§ TASK
Copy out the listing word for word, starting with its first line and ending after the line that contains "follow-button[interactable]: Seguir: [554, 190, 852, 262]".

--- Start TASK DATA ---

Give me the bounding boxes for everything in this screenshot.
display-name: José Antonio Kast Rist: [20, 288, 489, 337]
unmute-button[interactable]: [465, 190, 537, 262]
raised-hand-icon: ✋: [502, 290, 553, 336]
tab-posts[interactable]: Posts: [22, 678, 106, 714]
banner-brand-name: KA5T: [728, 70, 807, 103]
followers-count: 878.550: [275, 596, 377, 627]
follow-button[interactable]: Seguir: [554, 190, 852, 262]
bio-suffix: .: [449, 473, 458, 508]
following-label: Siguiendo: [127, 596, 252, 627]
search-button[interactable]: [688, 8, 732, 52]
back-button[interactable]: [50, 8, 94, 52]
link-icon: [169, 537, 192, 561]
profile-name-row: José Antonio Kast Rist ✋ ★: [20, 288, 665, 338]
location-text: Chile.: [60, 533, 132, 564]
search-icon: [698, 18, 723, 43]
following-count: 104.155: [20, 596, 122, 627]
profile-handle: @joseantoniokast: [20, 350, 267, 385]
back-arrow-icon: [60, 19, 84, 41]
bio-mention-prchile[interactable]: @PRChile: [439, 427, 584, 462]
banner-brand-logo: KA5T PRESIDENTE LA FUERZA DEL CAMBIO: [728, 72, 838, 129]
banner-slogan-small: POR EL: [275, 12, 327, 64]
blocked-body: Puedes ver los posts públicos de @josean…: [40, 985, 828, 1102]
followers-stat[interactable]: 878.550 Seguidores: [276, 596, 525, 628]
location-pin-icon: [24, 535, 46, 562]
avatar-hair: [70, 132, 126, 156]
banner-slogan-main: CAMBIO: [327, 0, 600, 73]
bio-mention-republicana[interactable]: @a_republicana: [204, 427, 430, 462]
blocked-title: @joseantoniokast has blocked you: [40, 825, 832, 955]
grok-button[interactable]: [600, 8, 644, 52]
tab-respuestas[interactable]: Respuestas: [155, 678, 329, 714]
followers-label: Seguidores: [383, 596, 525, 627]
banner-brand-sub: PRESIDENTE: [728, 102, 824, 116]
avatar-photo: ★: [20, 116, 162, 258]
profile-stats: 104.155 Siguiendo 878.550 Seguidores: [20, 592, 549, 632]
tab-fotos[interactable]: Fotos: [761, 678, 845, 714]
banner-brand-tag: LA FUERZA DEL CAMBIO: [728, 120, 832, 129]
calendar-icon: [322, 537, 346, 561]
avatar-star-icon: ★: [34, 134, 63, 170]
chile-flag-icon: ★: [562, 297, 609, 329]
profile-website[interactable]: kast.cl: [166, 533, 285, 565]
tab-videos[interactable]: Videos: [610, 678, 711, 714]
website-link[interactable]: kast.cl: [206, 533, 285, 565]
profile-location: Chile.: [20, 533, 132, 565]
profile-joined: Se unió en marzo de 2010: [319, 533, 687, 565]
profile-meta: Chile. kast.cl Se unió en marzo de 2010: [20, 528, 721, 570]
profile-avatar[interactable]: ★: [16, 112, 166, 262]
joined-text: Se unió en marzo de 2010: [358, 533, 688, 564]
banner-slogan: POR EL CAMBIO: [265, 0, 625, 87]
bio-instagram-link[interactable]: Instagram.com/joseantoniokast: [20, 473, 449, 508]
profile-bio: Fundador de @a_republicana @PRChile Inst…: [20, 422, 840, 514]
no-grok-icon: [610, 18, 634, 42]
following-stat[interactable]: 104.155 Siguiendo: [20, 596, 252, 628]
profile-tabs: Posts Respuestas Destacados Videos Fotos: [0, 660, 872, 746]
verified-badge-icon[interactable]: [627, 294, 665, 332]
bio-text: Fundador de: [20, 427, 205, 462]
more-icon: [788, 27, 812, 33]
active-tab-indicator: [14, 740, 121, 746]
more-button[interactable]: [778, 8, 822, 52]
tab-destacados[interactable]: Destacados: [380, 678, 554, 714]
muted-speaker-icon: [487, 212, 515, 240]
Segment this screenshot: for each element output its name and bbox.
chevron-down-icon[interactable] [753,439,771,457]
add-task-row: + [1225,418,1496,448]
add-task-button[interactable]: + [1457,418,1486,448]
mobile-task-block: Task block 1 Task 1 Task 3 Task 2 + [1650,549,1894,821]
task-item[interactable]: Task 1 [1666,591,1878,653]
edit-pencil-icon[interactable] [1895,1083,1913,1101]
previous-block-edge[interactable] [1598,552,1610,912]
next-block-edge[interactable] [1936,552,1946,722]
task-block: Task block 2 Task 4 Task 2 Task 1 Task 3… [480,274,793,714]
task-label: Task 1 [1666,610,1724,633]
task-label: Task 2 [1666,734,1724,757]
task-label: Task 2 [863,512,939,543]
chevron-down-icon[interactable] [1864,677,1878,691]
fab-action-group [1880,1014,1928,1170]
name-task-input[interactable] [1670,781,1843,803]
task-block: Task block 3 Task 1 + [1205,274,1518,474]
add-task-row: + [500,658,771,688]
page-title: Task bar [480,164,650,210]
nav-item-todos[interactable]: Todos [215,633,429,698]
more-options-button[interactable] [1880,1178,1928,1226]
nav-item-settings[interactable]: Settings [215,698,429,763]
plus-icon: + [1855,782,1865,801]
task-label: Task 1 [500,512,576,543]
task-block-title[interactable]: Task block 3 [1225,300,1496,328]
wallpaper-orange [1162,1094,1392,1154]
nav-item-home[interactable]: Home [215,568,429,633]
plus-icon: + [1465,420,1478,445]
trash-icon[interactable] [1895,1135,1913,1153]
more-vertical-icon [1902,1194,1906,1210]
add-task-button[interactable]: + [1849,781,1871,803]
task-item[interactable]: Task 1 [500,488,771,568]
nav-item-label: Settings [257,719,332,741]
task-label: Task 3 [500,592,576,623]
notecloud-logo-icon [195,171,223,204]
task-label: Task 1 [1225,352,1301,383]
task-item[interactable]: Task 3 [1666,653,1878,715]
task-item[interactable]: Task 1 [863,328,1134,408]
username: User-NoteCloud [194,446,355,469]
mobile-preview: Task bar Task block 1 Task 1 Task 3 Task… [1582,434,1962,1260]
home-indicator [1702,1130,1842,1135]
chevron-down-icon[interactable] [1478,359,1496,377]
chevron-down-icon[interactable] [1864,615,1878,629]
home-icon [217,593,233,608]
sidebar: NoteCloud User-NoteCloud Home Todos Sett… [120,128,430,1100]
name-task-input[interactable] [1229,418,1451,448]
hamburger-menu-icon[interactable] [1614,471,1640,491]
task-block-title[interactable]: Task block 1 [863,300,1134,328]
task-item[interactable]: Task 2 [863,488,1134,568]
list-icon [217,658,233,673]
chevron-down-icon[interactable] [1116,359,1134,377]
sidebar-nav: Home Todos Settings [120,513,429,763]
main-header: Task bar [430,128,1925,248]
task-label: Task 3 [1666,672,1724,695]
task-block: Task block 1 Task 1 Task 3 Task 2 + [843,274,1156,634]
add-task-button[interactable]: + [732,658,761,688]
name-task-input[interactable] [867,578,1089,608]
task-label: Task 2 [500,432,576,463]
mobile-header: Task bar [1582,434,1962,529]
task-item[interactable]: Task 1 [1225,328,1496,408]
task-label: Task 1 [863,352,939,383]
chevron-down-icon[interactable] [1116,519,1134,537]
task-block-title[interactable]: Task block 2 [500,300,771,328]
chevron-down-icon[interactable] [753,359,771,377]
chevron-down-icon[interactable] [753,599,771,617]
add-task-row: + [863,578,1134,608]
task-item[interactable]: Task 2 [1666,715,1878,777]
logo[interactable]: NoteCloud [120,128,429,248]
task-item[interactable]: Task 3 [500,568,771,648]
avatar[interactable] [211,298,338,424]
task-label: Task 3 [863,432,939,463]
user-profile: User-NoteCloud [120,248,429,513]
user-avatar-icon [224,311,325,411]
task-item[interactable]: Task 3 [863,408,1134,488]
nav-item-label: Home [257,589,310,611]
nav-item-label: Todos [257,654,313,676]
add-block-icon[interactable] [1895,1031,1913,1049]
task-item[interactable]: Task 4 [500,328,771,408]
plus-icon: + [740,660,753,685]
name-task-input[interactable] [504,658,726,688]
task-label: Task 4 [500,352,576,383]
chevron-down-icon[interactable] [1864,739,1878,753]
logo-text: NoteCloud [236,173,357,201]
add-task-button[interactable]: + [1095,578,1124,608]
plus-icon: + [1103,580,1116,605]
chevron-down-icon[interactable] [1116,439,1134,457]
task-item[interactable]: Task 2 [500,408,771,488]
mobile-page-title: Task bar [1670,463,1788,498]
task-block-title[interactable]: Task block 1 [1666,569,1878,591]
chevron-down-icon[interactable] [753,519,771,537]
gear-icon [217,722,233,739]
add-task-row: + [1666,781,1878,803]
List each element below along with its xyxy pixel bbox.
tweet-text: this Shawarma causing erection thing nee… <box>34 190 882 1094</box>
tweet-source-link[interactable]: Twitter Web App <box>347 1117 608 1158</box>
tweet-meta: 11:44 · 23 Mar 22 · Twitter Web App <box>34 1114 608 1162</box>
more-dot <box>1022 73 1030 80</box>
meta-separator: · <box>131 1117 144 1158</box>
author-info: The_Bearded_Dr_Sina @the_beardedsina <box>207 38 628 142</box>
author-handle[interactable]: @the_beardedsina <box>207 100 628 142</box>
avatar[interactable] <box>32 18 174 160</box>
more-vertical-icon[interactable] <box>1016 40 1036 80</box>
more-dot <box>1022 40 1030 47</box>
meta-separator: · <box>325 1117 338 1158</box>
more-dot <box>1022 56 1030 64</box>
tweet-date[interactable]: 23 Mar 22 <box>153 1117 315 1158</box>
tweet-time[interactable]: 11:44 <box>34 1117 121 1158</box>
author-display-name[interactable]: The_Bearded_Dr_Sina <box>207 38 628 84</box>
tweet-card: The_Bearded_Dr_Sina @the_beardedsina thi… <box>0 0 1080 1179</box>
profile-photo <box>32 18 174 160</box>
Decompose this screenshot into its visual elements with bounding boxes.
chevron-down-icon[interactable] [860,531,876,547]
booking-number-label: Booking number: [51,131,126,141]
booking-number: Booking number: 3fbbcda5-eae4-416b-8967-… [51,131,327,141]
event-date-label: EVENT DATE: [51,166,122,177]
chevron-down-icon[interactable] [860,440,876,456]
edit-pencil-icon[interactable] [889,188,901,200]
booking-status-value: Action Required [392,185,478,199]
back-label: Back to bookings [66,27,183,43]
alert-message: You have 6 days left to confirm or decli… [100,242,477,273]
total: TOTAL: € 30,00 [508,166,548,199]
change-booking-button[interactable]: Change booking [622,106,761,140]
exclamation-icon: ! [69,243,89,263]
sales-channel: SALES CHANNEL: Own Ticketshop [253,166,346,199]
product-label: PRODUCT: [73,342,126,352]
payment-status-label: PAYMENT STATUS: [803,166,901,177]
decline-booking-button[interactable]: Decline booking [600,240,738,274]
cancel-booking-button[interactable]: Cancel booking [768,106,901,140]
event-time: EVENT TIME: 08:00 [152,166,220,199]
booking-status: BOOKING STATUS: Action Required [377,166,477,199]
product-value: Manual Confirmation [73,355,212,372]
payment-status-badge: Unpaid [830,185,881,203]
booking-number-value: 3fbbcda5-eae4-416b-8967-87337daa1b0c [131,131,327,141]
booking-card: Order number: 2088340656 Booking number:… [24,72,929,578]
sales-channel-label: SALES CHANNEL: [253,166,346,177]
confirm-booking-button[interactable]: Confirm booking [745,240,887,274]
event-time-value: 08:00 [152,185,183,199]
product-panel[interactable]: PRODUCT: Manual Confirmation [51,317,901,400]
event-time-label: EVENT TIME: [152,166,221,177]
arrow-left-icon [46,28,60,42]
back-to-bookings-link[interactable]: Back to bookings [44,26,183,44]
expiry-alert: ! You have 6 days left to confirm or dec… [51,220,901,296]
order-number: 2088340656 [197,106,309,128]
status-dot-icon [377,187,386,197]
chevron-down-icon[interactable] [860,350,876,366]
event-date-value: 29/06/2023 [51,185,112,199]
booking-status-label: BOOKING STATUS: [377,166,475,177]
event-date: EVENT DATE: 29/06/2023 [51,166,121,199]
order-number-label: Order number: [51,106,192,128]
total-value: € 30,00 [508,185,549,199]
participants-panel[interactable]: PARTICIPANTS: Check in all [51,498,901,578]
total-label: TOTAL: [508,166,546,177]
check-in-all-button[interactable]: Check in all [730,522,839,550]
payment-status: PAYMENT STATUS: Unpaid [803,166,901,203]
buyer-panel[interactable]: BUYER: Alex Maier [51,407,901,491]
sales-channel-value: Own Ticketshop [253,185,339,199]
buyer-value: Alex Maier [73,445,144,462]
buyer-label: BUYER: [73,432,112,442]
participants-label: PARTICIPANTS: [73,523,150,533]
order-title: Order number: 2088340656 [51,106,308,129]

--- End TASK DATA ---

§ RESULT
Give me the bounding boxes for everything in this screenshot.
display-name: José Antonio Kast Rist: [20, 288, 489, 337]
unmute-button[interactable]: [465, 190, 537, 262]
raised-hand-icon: ✋: [502, 290, 553, 336]
tab-posts[interactable]: Posts: [22, 678, 106, 714]
banner-brand-name: KA5T: [728, 70, 807, 103]
followers-count: 878.550: [275, 596, 377, 627]
follow-button[interactable]: Seguir: [554, 190, 852, 262]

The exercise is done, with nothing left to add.